** START **
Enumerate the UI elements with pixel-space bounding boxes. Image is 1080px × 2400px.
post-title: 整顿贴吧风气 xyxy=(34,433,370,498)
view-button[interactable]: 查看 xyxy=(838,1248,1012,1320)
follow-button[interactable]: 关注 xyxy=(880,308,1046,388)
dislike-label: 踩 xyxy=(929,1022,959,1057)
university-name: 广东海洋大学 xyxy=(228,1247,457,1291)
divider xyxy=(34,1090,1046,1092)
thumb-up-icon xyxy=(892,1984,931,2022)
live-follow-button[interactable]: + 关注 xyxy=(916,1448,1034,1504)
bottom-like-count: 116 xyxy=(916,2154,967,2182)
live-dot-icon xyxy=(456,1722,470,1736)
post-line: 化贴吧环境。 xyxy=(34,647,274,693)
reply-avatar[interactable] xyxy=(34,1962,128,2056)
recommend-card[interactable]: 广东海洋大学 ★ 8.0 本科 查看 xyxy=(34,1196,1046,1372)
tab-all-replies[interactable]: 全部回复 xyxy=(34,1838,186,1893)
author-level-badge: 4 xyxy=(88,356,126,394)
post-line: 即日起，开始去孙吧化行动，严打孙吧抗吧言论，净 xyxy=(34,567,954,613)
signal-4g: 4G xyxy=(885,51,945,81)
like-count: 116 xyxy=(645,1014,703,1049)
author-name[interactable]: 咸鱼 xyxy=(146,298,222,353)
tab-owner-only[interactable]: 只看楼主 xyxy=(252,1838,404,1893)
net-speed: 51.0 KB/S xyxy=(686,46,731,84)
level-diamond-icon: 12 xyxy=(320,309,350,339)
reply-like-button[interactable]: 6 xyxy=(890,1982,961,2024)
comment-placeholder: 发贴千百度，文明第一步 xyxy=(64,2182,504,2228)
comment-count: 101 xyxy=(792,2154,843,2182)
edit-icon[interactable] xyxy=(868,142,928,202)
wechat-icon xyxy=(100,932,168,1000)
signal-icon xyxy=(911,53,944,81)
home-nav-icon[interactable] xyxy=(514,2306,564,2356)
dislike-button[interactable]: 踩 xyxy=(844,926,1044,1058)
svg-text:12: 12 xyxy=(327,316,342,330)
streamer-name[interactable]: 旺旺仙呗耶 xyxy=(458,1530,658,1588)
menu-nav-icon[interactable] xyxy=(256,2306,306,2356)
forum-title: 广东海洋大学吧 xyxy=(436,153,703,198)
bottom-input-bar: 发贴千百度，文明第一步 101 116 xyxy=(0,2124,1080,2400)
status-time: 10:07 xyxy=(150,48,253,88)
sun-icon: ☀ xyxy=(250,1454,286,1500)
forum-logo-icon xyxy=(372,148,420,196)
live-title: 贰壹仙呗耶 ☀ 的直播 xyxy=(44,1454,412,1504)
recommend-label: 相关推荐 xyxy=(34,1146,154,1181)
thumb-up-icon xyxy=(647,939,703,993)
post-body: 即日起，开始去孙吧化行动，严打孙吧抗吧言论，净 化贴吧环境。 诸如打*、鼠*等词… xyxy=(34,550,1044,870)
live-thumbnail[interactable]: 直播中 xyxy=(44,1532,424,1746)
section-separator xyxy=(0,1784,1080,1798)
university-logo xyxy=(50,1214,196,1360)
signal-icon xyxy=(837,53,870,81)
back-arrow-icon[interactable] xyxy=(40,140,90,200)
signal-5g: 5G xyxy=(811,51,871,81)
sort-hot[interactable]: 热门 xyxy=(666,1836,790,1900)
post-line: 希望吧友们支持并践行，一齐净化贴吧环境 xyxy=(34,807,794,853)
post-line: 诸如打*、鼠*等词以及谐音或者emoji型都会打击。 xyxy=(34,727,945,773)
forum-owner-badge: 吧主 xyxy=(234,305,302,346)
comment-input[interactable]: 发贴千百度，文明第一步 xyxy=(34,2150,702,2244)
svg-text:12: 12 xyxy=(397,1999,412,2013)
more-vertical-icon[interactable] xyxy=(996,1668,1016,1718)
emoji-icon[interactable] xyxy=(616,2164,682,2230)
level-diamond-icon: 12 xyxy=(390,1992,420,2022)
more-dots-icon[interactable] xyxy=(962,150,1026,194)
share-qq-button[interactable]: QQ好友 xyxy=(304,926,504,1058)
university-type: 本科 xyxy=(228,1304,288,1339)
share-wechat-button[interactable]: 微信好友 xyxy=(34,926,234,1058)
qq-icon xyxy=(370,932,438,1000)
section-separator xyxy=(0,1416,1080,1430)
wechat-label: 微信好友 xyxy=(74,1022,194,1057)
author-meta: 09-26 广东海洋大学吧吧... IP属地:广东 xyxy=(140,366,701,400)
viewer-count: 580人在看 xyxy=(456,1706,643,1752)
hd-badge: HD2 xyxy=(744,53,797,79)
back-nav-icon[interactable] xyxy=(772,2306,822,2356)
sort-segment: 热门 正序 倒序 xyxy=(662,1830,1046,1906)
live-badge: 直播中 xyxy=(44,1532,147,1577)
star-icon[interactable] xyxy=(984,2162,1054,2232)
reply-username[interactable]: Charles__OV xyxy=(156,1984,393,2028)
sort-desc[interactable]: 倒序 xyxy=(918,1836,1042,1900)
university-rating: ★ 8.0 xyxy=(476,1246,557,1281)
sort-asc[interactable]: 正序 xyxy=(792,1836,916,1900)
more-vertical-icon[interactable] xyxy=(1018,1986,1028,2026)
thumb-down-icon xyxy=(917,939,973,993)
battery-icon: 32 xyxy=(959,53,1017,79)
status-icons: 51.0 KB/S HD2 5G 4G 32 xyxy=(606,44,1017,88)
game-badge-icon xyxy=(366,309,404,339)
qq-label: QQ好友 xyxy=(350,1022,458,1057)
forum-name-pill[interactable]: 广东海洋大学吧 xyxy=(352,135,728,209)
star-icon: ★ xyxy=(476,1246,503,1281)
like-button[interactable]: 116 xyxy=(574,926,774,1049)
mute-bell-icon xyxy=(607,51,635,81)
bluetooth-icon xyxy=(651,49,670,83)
** END **
• **OBJECTIVE**: Copy the listing above line for line, leaving every character unchanged.

• **TASK RESULT**:
Enumerate the UI elements with pixel-space bounding boxes. Image is 1080px × 2400px.
post-title: 整顿贴吧风气 xyxy=(34,433,370,498)
view-button[interactable]: 查看 xyxy=(838,1248,1012,1320)
follow-button[interactable]: 关注 xyxy=(880,308,1046,388)
dislike-label: 踩 xyxy=(929,1022,959,1057)
university-name: 广东海洋大学 xyxy=(228,1247,457,1291)
divider xyxy=(34,1090,1046,1092)
thumb-up-icon xyxy=(892,1984,931,2022)
live-follow-button[interactable]: + 关注 xyxy=(916,1448,1034,1504)
bottom-like-count: 116 xyxy=(916,2154,967,2182)
live-dot-icon xyxy=(456,1722,470,1736)
post-line: 化贴吧环境。 xyxy=(34,647,274,693)
reply-avatar[interactable] xyxy=(34,1962,128,2056)
recommend-card[interactable]: 广东海洋大学 ★ 8.0 本科 查看 xyxy=(34,1196,1046,1372)
tab-all-replies[interactable]: 全部回复 xyxy=(34,1838,186,1893)
author-level-badge: 4 xyxy=(88,356,126,394)
post-line: 即日起，开始去孙吧化行动，严打孙吧抗吧言论，净 xyxy=(34,567,954,613)
signal-4g: 4G xyxy=(885,51,945,81)
like-count: 116 xyxy=(645,1014,703,1049)
author-name[interactable]: 咸鱼 xyxy=(146,298,222,353)
tab-owner-only[interactable]: 只看楼主 xyxy=(252,1838,404,1893)
net-speed: 51.0 KB/S xyxy=(686,46,731,84)
level-diamond-icon: 12 xyxy=(320,309,350,339)
reply-like-button[interactable]: 6 xyxy=(890,1982,961,2024)
comment-placeholder: 发贴千百度，文明第一步 xyxy=(64,2182,504,2228)
comment-count: 101 xyxy=(792,2154,843,2182)
edit-icon[interactable] xyxy=(868,142,928,202)
wechat-icon xyxy=(100,932,168,1000)
signal-icon xyxy=(911,53,944,81)
home-nav-icon[interactable] xyxy=(514,2306,564,2356)
dislike-button[interactable]: 踩 xyxy=(844,926,1044,1058)
svg-text:12: 12 xyxy=(327,316,342,330)
streamer-name[interactable]: 旺旺仙呗耶 xyxy=(458,1530,658,1588)
menu-nav-icon[interactable] xyxy=(256,2306,306,2356)
forum-title: 广东海洋大学吧 xyxy=(436,153,703,198)
bottom-input-bar: 发贴千百度，文明第一步 101 116 xyxy=(0,2124,1080,2400)
status-time: 10:07 xyxy=(150,48,253,88)
sun-icon: ☀ xyxy=(250,1454,286,1500)
forum-logo-icon xyxy=(372,148,420,196)
live-title: 贰壹仙呗耶 ☀ 的直播 xyxy=(44,1454,412,1504)
recommend-label: 相关推荐 xyxy=(34,1146,154,1181)
thumb-up-icon xyxy=(647,939,703,993)
post-body: 即日起，开始去孙吧化行动，严打孙吧抗吧言论，净 化贴吧环境。 诸如打*、鼠*等词… xyxy=(34,550,1044,870)
live-thumbnail[interactable]: 直播中 xyxy=(44,1532,424,1746)
section-separator xyxy=(0,1784,1080,1798)
university-logo xyxy=(50,1214,196,1360)
signal-icon xyxy=(837,53,870,81)
back-arrow-icon[interactable] xyxy=(40,140,90,200)
signal-5g: 5G xyxy=(811,51,871,81)
sort-hot[interactable]: 热门 xyxy=(666,1836,790,1900)
post-line: 希望吧友们支持并践行，一齐净化贴吧环境 xyxy=(34,807,794,853)
post-line: 诸如打*、鼠*等词以及谐音或者emoji型都会打击。 xyxy=(34,727,945,773)
forum-owner-badge: 吧主 xyxy=(234,305,302,346)
comment-input[interactable]: 发贴千百度，文明第一步 xyxy=(34,2150,702,2244)
svg-text:12: 12 xyxy=(397,1999,412,2013)
more-vertical-icon[interactable] xyxy=(996,1668,1016,1718)
emoji-icon[interactable] xyxy=(616,2164,682,2230)
level-diamond-icon: 12 xyxy=(390,1992,420,2022)
more-dots-icon[interactable] xyxy=(962,150,1026,194)
share-qq-button[interactable]: QQ好友 xyxy=(304,926,504,1058)
university-type: 本科 xyxy=(228,1304,288,1339)
share-wechat-button[interactable]: 微信好友 xyxy=(34,926,234,1058)
qq-icon xyxy=(370,932,438,1000)
section-separator xyxy=(0,1416,1080,1430)
wechat-label: 微信好友 xyxy=(74,1022,194,1057)
author-meta: 09-26 广东海洋大学吧吧... IP属地:广东 xyxy=(140,366,701,400)
viewer-count: 580人在看 xyxy=(456,1706,643,1752)
hd-badge: HD2 xyxy=(744,53,797,79)
back-nav-icon[interactable] xyxy=(772,2306,822,2356)
sort-segment: 热门 正序 倒序 xyxy=(662,1830,1046,1906)
live-badge: 直播中 xyxy=(44,1532,147,1577)
star-icon[interactable] xyxy=(984,2162,1054,2232)
reply-username[interactable]: Charles__OV xyxy=(156,1984,393,2028)
sort-desc[interactable]: 倒序 xyxy=(918,1836,1042,1900)
university-rating: ★ 8.0 xyxy=(476,1246,557,1281)
sort-asc[interactable]: 正序 xyxy=(792,1836,916,1900)
more-vertical-icon[interactable] xyxy=(1018,1986,1028,2026)
thumb-down-icon xyxy=(917,939,973,993)
battery-icon: 32 xyxy=(959,53,1017,79)
status-icons: 51.0 KB/S HD2 5G 4G 32 xyxy=(606,44,1017,88)
game-badge-icon xyxy=(366,309,404,339)
qq-label: QQ好友 xyxy=(350,1022,458,1057)
forum-name-pill[interactable]: 广东海洋大学吧 xyxy=(352,135,728,209)
star-icon: ★ xyxy=(476,1246,503,1281)
like-button[interactable]: 116 xyxy=(574,926,774,1049)
mute-bell-icon xyxy=(607,51,635,81)
bluetooth-icon xyxy=(651,49,670,83)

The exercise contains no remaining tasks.